→ GIVEN TASK
Write out the material exactly, without any of its pictures.

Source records

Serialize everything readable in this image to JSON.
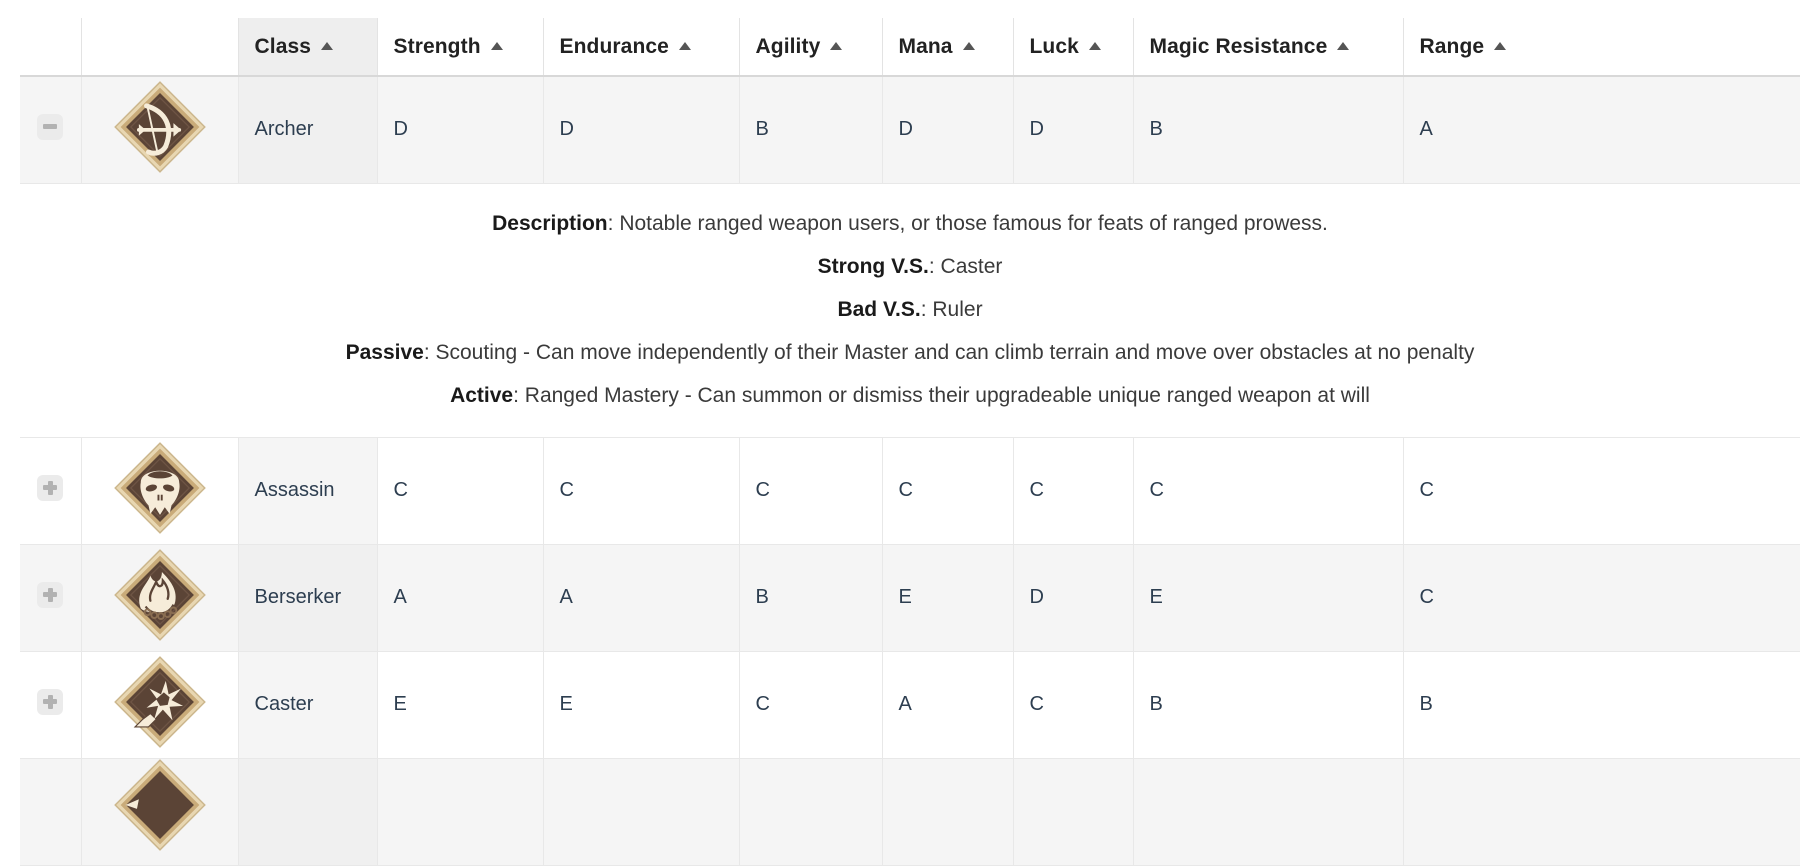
{
  "table": {
    "columns": [
      {
        "key": "toggle",
        "label": "",
        "sortable": false,
        "sorted": false
      },
      {
        "key": "emblem",
        "label": "",
        "sortable": false,
        "sorted": false
      },
      {
        "key": "class",
        "label": "Class",
        "sortable": true,
        "sorted": true
      },
      {
        "key": "strength",
        "label": "Strength",
        "sortable": true,
        "sorted": false
      },
      {
        "key": "endurance",
        "label": "Endurance",
        "sortable": true,
        "sorted": false
      },
      {
        "key": "agility",
        "label": "Agility",
        "sortable": true,
        "sorted": false
      },
      {
        "key": "mana",
        "label": "Mana",
        "sortable": true,
        "sorted": false
      },
      {
        "key": "luck",
        "label": "Luck",
        "sortable": true,
        "sorted": false
      },
      {
        "key": "magic_resistance",
        "label": "Magic Resistance",
        "sortable": true,
        "sorted": false
      },
      {
        "key": "range",
        "label": "Range",
        "sortable": true,
        "sorted": false
      }
    ],
    "sort": {
      "column": "Class",
      "direction": "asc",
      "caret": "ascending-caret"
    },
    "rows": [
      {
        "class": "Archer",
        "icon": "archer-bow-emblem-icon",
        "expanded": true,
        "toggle_icon": "minus-icon",
        "toggle_label": "-",
        "stats": [
          "D",
          "D",
          "B",
          "D",
          "D",
          "B",
          "A"
        ],
        "detail": {
          "description_label": "Description",
          "description_value": "Notable ranged weapon users, or those famous for feats of ranged prowess.",
          "strong_vs_label": "Strong V.S.",
          "strong_vs_value": "Caster",
          "bad_vs_label": "Bad V.S.",
          "bad_vs_value": "Ruler",
          "passive_label": "Passive",
          "passive_value": "Scouting - Can move independently of their Master and can climb terrain and move over obstacles at no penalty",
          "active_label": "Active",
          "active_value": "Ranged Mastery - Can summon or dismiss their upgradeable unique ranged weapon at will"
        }
      },
      {
        "class": "Assassin",
        "icon": "assassin-skull-emblem-icon",
        "expanded": false,
        "toggle_icon": "plus-icon",
        "toggle_label": "+",
        "stats": [
          "C",
          "C",
          "C",
          "C",
          "C",
          "C",
          "C"
        ]
      },
      {
        "class": "Berserker",
        "icon": "berserker-flame-chain-emblem-icon",
        "expanded": false,
        "toggle_icon": "plus-icon",
        "toggle_label": "+",
        "stats": [
          "A",
          "A",
          "B",
          "E",
          "D",
          "E",
          "C"
        ]
      },
      {
        "class": "Caster",
        "icon": "caster-wand-star-emblem-icon",
        "expanded": false,
        "toggle_icon": "plus-icon",
        "toggle_label": "+",
        "stats": [
          "E",
          "E",
          "C",
          "A",
          "C",
          "B",
          "B"
        ]
      },
      {
        "class": "",
        "icon": "partial-emblem-icon",
        "expanded": false,
        "toggle_icon": "plus-icon",
        "toggle_label": "+",
        "stats": [
          "",
          "",
          "",
          "",
          "",
          "",
          ""
        ]
      }
    ]
  },
  "colors": {
    "header_text": "#222222",
    "cell_text": "#2d3e50",
    "sorted_header_bg": "#eeeeee",
    "row_shaded_bg": "#f5f5f5",
    "row_plain_bg": "#ffffff",
    "border": "#e8e8e8",
    "emblem_gold": "#d9c39a",
    "emblem_dark": "#554033",
    "emblem_cream": "#f6ecd9"
  }
}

→ CORRECT RESPONSE
Serialize everything readable in this image to JSON.
{
  "table": {
    "columns": [
      {
        "key": "toggle",
        "label": "",
        "sortable": false,
        "sorted": false
      },
      {
        "key": "emblem",
        "label": "",
        "sortable": false,
        "sorted": false
      },
      {
        "key": "class",
        "label": "Class",
        "sortable": true,
        "sorted": true
      },
      {
        "key": "strength",
        "label": "Strength",
        "sortable": true,
        "sorted": false
      },
      {
        "key": "endurance",
        "label": "Endurance",
        "sortable": true,
        "sorted": false
      },
      {
        "key": "agility",
        "label": "Agility",
        "sortable": true,
        "sorted": false
      },
      {
        "key": "mana",
        "label": "Mana",
        "sortable": true,
        "sorted": false
      },
      {
        "key": "luck",
        "label": "Luck",
        "sortable": true,
        "sorted": false
      },
      {
        "key": "magic_resistance",
        "label": "Magic Resistance",
        "sortable": true,
        "sorted": false
      },
      {
        "key": "range",
        "label": "Range",
        "sortable": true,
        "sorted": false
      }
    ],
    "sort": {
      "column": "Class",
      "direction": "asc",
      "caret": "ascending-caret"
    },
    "rows": [
      {
        "class": "Archer",
        "icon": "archer-bow-emblem-icon",
        "expanded": true,
        "toggle_icon": "minus-icon",
        "toggle_label": "-",
        "stats": [
          "D",
          "D",
          "B",
          "D",
          "D",
          "B",
          "A"
        ],
        "detail": {
          "description_label": "Description",
          "description_value": "Notable ranged weapon users, or those famous for feats of ranged prowess.",
          "strong_vs_label": "Strong V.S.",
          "strong_vs_value": "Caster",
          "bad_vs_label": "Bad V.S.",
          "bad_vs_value": "Ruler",
          "passive_label": "Passive",
          "passive_value": "Scouting - Can move independently of their Master and can climb terrain and move over obstacles at no penalty",
          "active_label": "Active",
          "active_value": "Ranged Mastery - Can summon or dismiss their upgradeable unique ranged weapon at will"
        }
      },
      {
        "class": "Assassin",
        "icon": "assassin-skull-emblem-icon",
        "expanded": false,
        "toggle_icon": "plus-icon",
        "toggle_label": "+",
        "stats": [
          "C",
          "C",
          "C",
          "C",
          "C",
          "C",
          "C"
        ]
      },
      {
        "class": "Berserker",
        "icon": "berserker-flame-chain-emblem-icon",
        "expanded": false,
        "toggle_icon": "plus-icon",
        "toggle_label": "+",
        "stats": [
          "A",
          "A",
          "B",
          "E",
          "D",
          "E",
          "C"
        ]
      },
      {
        "class": "Caster",
        "icon": "caster-wand-star-emblem-icon",
        "expanded": false,
        "toggle_icon": "plus-icon",
        "toggle_label": "+",
        "stats": [
          "E",
          "E",
          "C",
          "A",
          "C",
          "B",
          "B"
        ]
      },
      {
        "class": "",
        "icon": "partial-emblem-icon",
        "expanded": false,
        "toggle_icon": "plus-icon",
        "toggle_label": "+",
        "stats": [
          "",
          "",
          "",
          "",
          "",
          "",
          ""
        ]
      }
    ]
  },
  "colors": {
    "header_text": "#222222",
    "cell_text": "#2d3e50",
    "sorted_header_bg": "#eeeeee",
    "row_shaded_bg": "#f5f5f5",
    "row_plain_bg": "#ffffff",
    "border": "#e8e8e8",
    "emblem_gold": "#d9c39a",
    "emblem_dark": "#554033",
    "emblem_cream": "#f6ecd9"
  }
}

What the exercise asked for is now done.